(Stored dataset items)
══════

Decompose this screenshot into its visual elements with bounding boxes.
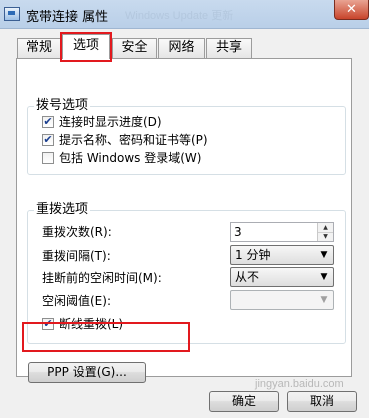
tab-sharing[interactable]: 共享: [206, 38, 252, 58]
spin-down-icon[interactable]: ▼: [318, 232, 333, 241]
close-button[interactable]: ✕: [334, 0, 369, 20]
ok-button[interactable]: 确定: [209, 391, 279, 412]
cancel-button[interactable]: 取消: [287, 391, 357, 412]
properties-dialog: 常规 选项 安全 网络 共享 拨号选项 ✔ 连接时显示进度(D) ✔ 提示名称、…: [0, 29, 369, 418]
checkbox-checked[interactable]: ✔: [42, 134, 54, 146]
watermark: jingyan.baidu.com: [255, 378, 344, 390]
tab-strip: 常规 选项 安全 网络 共享: [0, 29, 369, 61]
idle-threshold-label: 空闲阈值(E):: [42, 294, 111, 308]
title-bar[interactable]: 宽带连接 属性 Windows Update 更新 ✕: [0, 0, 369, 29]
checkbox-unchecked[interactable]: [42, 152, 54, 164]
close-icon: ✕: [346, 2, 357, 17]
options-panel: 拨号选项 ✔ 连接时显示进度(D) ✔ 提示名称、密码和证书等(P) 包括 Wi…: [16, 58, 352, 383]
tab-networking[interactable]: 网络: [158, 38, 205, 58]
idle-threshold-select: ▼: [230, 290, 334, 310]
redial-attempts-label: 重拨次数(R):: [42, 225, 112, 239]
chevron-down-icon[interactable]: ▼: [318, 270, 330, 284]
ppp-settings-button[interactable]: PPP 设置(G)...: [28, 362, 146, 383]
background-window-ghost-title: Windows Update 更新: [125, 10, 234, 22]
redial-options-legend: 重拨选项: [34, 202, 91, 218]
redial-attempts-spinner[interactable]: 3 ▲ ▼: [230, 222, 334, 242]
check-icon: ✔: [43, 133, 53, 146]
spinner-buttons[interactable]: ▲ ▼: [317, 223, 333, 241]
idle-hangup-select[interactable]: 从不 ▼: [230, 267, 334, 287]
network-connection-icon: [4, 7, 20, 21]
redial-interval-label: 重拨间隔(T):: [42, 249, 111, 263]
idle-hangup-label: 挂断前的空闲时间(M):: [42, 271, 162, 285]
check-icon: ✔: [43, 317, 53, 330]
window-title: 宽带连接 属性: [26, 10, 109, 25]
checkbox-checked[interactable]: ✔: [42, 116, 54, 128]
redial-attempts-value[interactable]: 3: [234, 224, 242, 240]
tab-options[interactable]: 选项: [62, 34, 110, 59]
chevron-down-icon[interactable]: ▼: [318, 248, 330, 262]
tab-security[interactable]: 安全: [112, 38, 157, 58]
check-icon: ✔: [43, 115, 53, 128]
chevron-down-icon: ▼: [320, 295, 328, 305]
redial-interval-select[interactable]: 1 分钟 ▼: [230, 245, 334, 265]
tab-general[interactable]: 常规: [17, 38, 61, 58]
checkbox-checked[interactable]: ✔: [42, 318, 54, 330]
dialing-options-legend: 拨号选项: [34, 98, 91, 114]
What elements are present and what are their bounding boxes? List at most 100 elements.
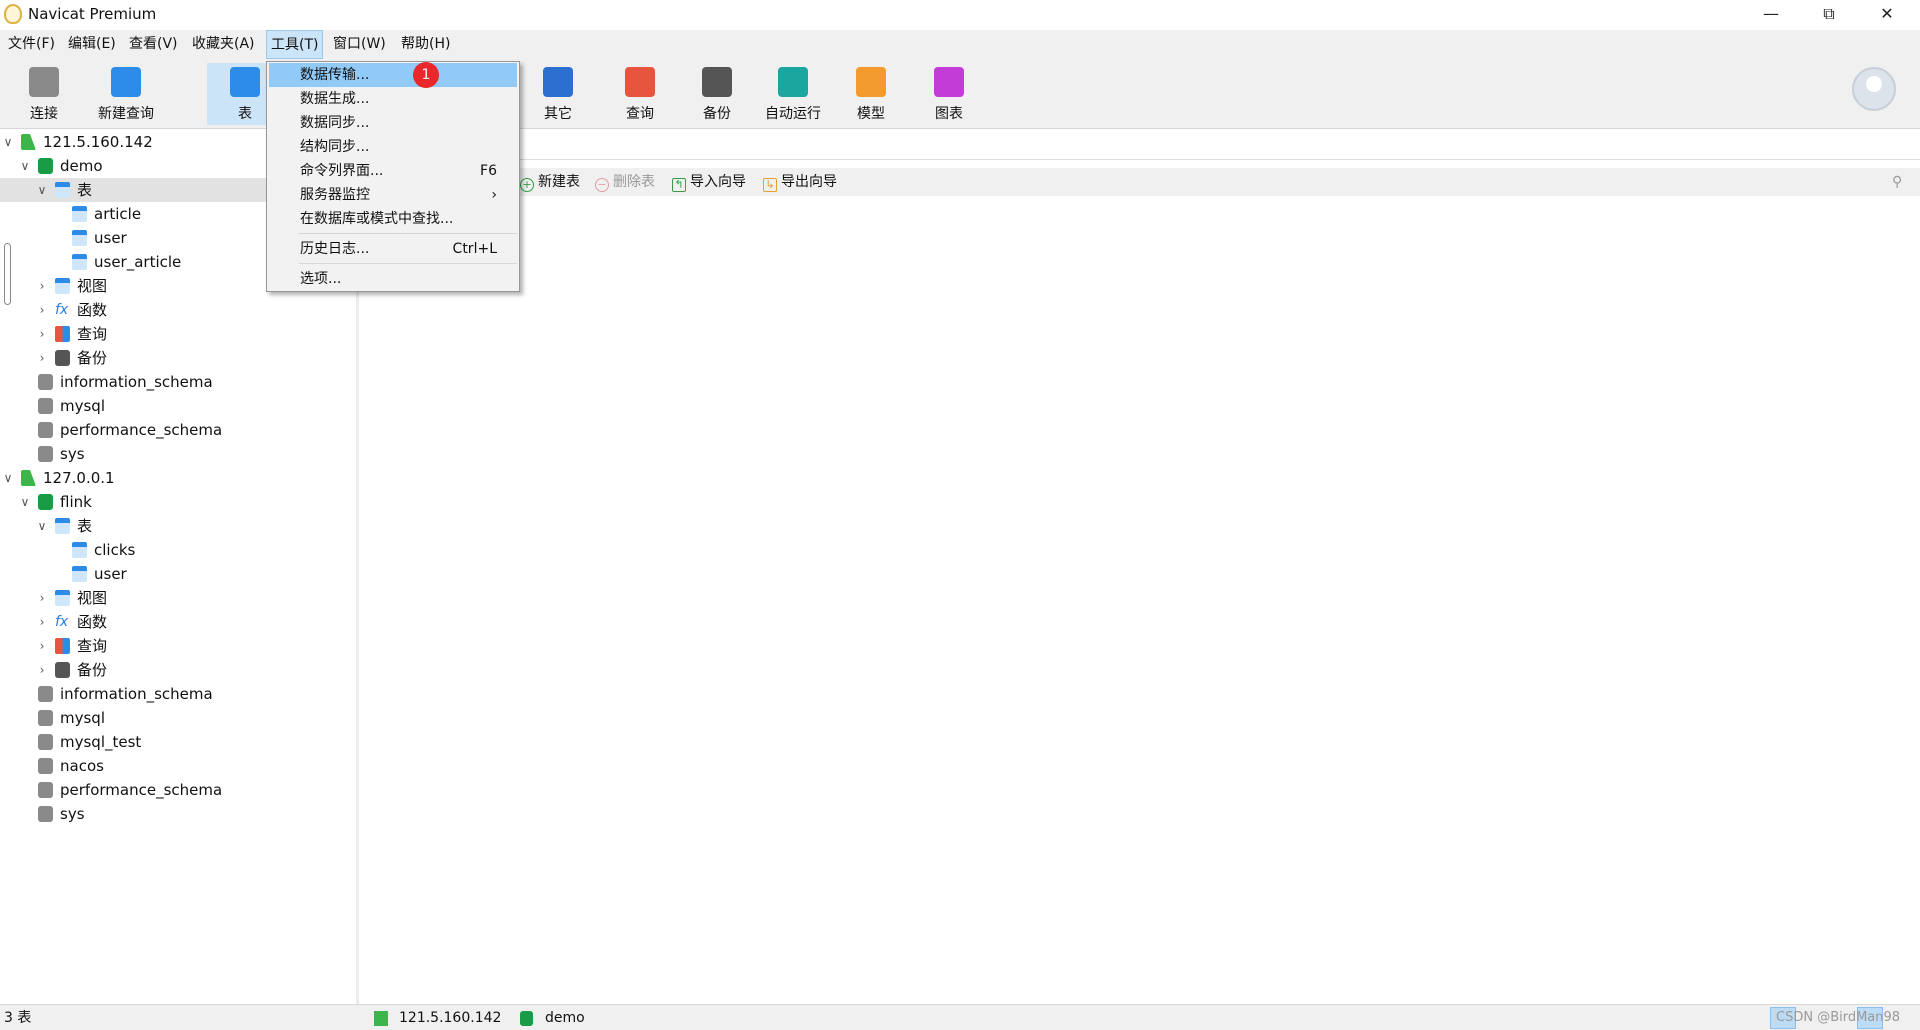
tree-item-label: performance_schema [60, 421, 223, 439]
menu-help[interactable]: 帮助(H) [397, 30, 454, 59]
tools-icon [543, 67, 573, 97]
tree-item[interactable]: user [0, 562, 356, 586]
chevron-right-icon[interactable]: › [36, 610, 48, 634]
status-database: demo [545, 1010, 585, 1026]
tools-menu-item[interactable]: 结构同步... [269, 135, 517, 159]
menu-favorites[interactable]: 收藏夹(A) [188, 30, 259, 59]
menu-edit[interactable]: 编辑(E) [64, 30, 120, 59]
chevron-right-icon[interactable]: › [36, 586, 48, 610]
close-button[interactable]: ✕ [1858, 0, 1916, 29]
tree-item[interactable]: › fx 函数 [0, 298, 356, 322]
tools-menu-item[interactable]: 数据同步... [269, 111, 517, 135]
tree-item-label: mysql_test [60, 733, 142, 751]
db-icon [38, 758, 53, 774]
toolbar-chart-button[interactable]: 图表 [921, 63, 977, 125]
tree-item-label: performance_schema [60, 781, 223, 799]
menu-view[interactable]: 查看(V) [125, 30, 182, 59]
tree-item[interactable]: ∨ 127.0.0.1 [0, 466, 356, 490]
tree-item[interactable]: sys [0, 442, 356, 466]
new-query-icon [111, 67, 141, 97]
chevron-down-icon[interactable]: ∨ [2, 130, 14, 154]
tree-item[interactable]: performance_schema [0, 778, 356, 802]
tree-item[interactable]: performance_schema [0, 418, 356, 442]
tools-menu-item[interactable]: 历史日志... Ctrl+L [269, 237, 517, 261]
db-icon [38, 398, 53, 414]
tools-menu-item[interactable]: 数据生成... [269, 87, 517, 111]
db-g-icon [38, 494, 53, 510]
toolbar-tools-button[interactable]: 其它 [530, 63, 586, 125]
tree-item[interactable]: information_schema [0, 370, 356, 394]
tools-menu-item[interactable]: 在数据库或模式中查找... [269, 207, 517, 231]
tree-item[interactable]: › 查询 [0, 322, 356, 346]
tbl-icon [55, 182, 70, 198]
chevron-right-icon[interactable]: › [36, 298, 48, 322]
tree-item[interactable]: ∨ 表 [0, 514, 356, 538]
tbl-icon [55, 518, 70, 534]
tree-item-label: flink [60, 493, 92, 511]
tree-item[interactable]: › 查询 [0, 634, 356, 658]
menu-file[interactable]: 文件(F) [4, 30, 59, 59]
sidebar-scrollbar[interactable] [4, 243, 11, 305]
tree-item[interactable]: clicks [0, 538, 356, 562]
delete-table-button[interactable]: − 删除表 [595, 172, 655, 192]
toolbar-backup-button[interactable]: 备份 [689, 63, 745, 125]
tree-item[interactable]: mysql [0, 394, 356, 418]
toolbar-label: 新建查询 [98, 106, 154, 122]
chevron-down-icon[interactable]: ∨ [36, 514, 48, 538]
tools-menu-item[interactable]: 命令列界面... F6 [269, 159, 517, 183]
backup-icon [702, 67, 732, 97]
chevron-right-icon[interactable]: › [36, 322, 48, 346]
chevron-right-icon[interactable]: › [36, 658, 48, 682]
toolbar-robot-button[interactable]: 自动运行 [757, 63, 829, 125]
tree-item[interactable]: ∨ flink [0, 490, 356, 514]
db-g-icon [38, 158, 53, 174]
minimize-button[interactable]: — [1742, 0, 1800, 29]
func-icon: fx [55, 302, 69, 318]
menu-tools[interactable]: 工具(T) [266, 30, 324, 59]
db-icon [38, 710, 53, 726]
new-table-button[interactable]: + 新建表 [520, 172, 580, 192]
navicat-logo-icon [4, 4, 22, 24]
chevron-down-icon[interactable]: ∨ [2, 466, 14, 490]
tbl-icon [72, 254, 87, 270]
chevron-right-icon[interactable]: › [36, 346, 48, 370]
restore-button[interactable]: ⧉ [1800, 0, 1858, 29]
search-icon[interactable]: ⚲ [1892, 172, 1902, 192]
shortcut-label: F6 [480, 163, 497, 179]
connection-plug-icon [29, 67, 59, 97]
menu-item-label: 服务器监控 [300, 187, 370, 203]
toolbar-query-button[interactable]: 查询 [612, 63, 668, 125]
toolbar-connection-plug-button[interactable]: 连接 [16, 63, 72, 125]
tree-item[interactable]: mysql [0, 706, 356, 730]
conn-icon [21, 470, 36, 486]
export-wizard-button[interactable]: ↳ 导出向导 [763, 172, 837, 192]
minus-circle-icon: − [595, 178, 609, 192]
tree-item[interactable]: nacos [0, 754, 356, 778]
tools-menu-item[interactable]: 选项... [269, 267, 517, 291]
chevron-down-icon[interactable]: ∨ [19, 490, 31, 514]
db-icon [38, 446, 53, 462]
status-count: 3 表 [4, 1010, 32, 1026]
tree-item[interactable]: mysql_test [0, 730, 356, 754]
menu-item-label: 结构同步... [300, 139, 370, 155]
menu-window[interactable]: 窗口(W) [329, 30, 390, 59]
chevron-right-icon[interactable]: › [36, 634, 48, 658]
tree-item[interactable]: › fx 函数 [0, 610, 356, 634]
tree-item[interactable]: › 备份 [0, 346, 356, 370]
shortcut-label: Ctrl+L [452, 241, 497, 257]
import-wizard-button[interactable]: ↰ 导入向导 [672, 172, 746, 192]
chevron-down-icon[interactable]: ∨ [19, 154, 31, 178]
user-avatar[interactable] [1852, 67, 1896, 111]
toolbar-model-button[interactable]: 模型 [843, 63, 899, 125]
chevron-right-icon[interactable]: › [36, 274, 48, 298]
tree-item[interactable]: information_schema [0, 682, 356, 706]
tree-item[interactable]: › 视图 [0, 586, 356, 610]
chevron-down-icon[interactable]: ∨ [36, 178, 48, 202]
toolbar-new-query-button[interactable]: 新建查询 [90, 63, 162, 125]
tree-item-label: mysql [60, 709, 105, 727]
tools-menu-item[interactable]: 数据传输... [269, 63, 517, 87]
tree-item[interactable]: › 备份 [0, 658, 356, 682]
object-toolbar: + 新建表 − 删除表 ↰ 导入向导 ↳ 导出向导 ⚲ [362, 168, 1920, 196]
tree-item[interactable]: sys [0, 802, 356, 826]
tools-menu-item[interactable]: 服务器监控 › [269, 183, 517, 207]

══════

Request
Give the lines between the line holding "tree-item-label: performance_schema [60, 421, 223, 439]" and the line holding "new-query-icon [111, 67, 141, 97]", inclusive, as a JSON list of strings, one string per line, with blank lines left out.

Solution
[
  "tree-item-label: performance_schema [60, 421, 223, 439]",
  "menu-help[interactable]: 帮助(H) [397, 30, 454, 59]",
  "tools-icon [543, 67, 573, 97]",
  "tree-item[interactable]: user [0, 562, 356, 586]",
  "chevron-right-icon[interactable]: › [36, 610, 48, 634]",
  "status-database: demo [545, 1010, 585, 1026]",
  "tools-menu-item[interactable]: 结构同步... [269, 135, 517, 159]",
  "menu-favorites[interactable]: 收藏夹(A) [188, 30, 259, 59]",
  "menu-edit[interactable]: 编辑(E) [64, 30, 120, 59]",
  "chevron-right-icon[interactable]: › [36, 586, 48, 610]",
  "close-button[interactable]: ✕ [1858, 0, 1916, 29]",
  "tree-item[interactable]: › fx 函数 [0, 298, 356, 322]",
  "tools-menu-item[interactable]: 数据同步... [269, 111, 517, 135]",
  "tree-item-label: mysql_test [60, 733, 142, 751]",
  "db-icon [38, 758, 53, 774]",
  "toolbar-chart-button[interactable]: 图表 [921, 63, 977, 125]",
  "tree-item-label: performance_schema [60, 781, 223, 799]",
  "menu-view[interactable]: 查看(V) [125, 30, 182, 59]",
  "tree-item[interactable]: ∨ 127.0.0.1 [0, 466, 356, 490]",
  "tree-item[interactable]: sys [0, 442, 356, 466]",
  "new-query-icon [111, 67, 141, 97]"
]